— Work to complete —
Copy each line in which the string "score" occurs.

----

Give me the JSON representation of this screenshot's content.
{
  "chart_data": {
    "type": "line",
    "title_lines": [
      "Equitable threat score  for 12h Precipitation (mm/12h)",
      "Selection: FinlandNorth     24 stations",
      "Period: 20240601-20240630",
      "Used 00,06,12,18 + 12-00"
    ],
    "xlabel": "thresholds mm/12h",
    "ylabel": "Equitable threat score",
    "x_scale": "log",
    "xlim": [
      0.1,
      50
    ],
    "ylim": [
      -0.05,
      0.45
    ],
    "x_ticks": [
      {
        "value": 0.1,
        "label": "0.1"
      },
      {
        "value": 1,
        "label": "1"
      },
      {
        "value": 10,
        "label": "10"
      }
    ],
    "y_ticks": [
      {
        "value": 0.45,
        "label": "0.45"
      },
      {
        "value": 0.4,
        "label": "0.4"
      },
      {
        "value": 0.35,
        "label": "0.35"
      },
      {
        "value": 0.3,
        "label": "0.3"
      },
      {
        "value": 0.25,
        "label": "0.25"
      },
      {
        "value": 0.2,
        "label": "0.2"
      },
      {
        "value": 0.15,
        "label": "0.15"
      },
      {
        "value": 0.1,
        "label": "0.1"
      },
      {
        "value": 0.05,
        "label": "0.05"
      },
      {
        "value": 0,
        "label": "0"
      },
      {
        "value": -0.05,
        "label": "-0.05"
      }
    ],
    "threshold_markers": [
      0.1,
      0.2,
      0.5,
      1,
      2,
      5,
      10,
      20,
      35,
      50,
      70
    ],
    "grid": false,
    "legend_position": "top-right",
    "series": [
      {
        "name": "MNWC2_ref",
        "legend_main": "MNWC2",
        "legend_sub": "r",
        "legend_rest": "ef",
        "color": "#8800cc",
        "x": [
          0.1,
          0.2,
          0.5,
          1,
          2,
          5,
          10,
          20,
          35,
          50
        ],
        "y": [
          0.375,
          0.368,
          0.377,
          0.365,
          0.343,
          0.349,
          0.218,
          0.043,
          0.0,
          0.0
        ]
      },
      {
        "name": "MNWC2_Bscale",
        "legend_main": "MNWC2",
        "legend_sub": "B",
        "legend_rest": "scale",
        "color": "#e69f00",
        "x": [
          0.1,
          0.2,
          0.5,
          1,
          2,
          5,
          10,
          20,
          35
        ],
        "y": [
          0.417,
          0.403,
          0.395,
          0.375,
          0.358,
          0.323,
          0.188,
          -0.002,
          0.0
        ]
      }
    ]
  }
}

----

— Expected answer —
      "Equitable threat score  for 12h Precipitation (mm/12h)",
    "ylabel": "Equitable threat score",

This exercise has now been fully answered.